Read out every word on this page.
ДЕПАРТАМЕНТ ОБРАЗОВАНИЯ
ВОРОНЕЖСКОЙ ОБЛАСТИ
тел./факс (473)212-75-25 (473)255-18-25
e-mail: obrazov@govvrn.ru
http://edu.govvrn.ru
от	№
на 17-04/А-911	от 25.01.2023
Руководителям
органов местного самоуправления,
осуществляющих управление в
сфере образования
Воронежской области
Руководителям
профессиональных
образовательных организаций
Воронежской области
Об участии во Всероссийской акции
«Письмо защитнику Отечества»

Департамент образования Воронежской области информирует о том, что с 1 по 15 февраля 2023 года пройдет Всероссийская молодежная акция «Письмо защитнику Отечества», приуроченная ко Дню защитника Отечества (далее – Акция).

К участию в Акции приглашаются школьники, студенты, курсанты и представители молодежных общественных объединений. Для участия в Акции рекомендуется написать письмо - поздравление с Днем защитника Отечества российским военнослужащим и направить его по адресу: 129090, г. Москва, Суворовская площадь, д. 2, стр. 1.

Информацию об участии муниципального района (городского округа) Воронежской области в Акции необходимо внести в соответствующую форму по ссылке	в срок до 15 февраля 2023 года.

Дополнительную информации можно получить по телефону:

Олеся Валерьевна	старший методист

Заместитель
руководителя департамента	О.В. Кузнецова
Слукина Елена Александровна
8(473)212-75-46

▶ [WHAT TO WORK ON] Exactly as written above, please repeat the entries.

▶ [RESULT]
Read out every word on this page.
ДЕПАРТАМЕНТ ОБРАЗОВАНИЯ
ВОРОНЕЖСКОЙ ОБЛАСТИ
тел./факс (473)212-75-25 (473)255-18-25
e-mail: obrazov@govvrn.ru
http://edu.govvrn.ru
от	№
на 17-04/А-911	от 25.01.2023
Руководителям
органов местного самоуправления,
осуществляющих управление в
сфере образования
Воронежской области
Руководителям
профессиональных
образовательных организаций
Воронежской области
Об участии во Всероссийской акции
«Письмо защитнику Отечества»

Департамент образования Воронежской области информирует о том, что с 1 по 15 февраля 2023 года пройдет Всероссийская молодежная акция «Письмо защитнику Отечества», приуроченная ко Дню защитника Отечества (далее – Акция).

К участию в Акции приглашаются школьники, студенты, курсанты и представители молодежных общественных объединений. Для участия в Акции рекомендуется написать письмо - поздравление с Днем защитника Отечества российским военнослужащим и направить его по адресу: 129090, г. Москва, Суворовская площадь, д. 2, стр. 1.

Информацию об участии муниципального района (городского округа) Воронежской области в Акции необходимо внести в соответствующую форму по ссылке	в срок до 15 февраля 2023 года.

Дополнительную информации можно получить по телефону:

Олеся Валерьевна	старший методист

Заместитель
руководителя департамента	О.В. Кузнецова
Слукина Елена Александровна
8(473)212-75-46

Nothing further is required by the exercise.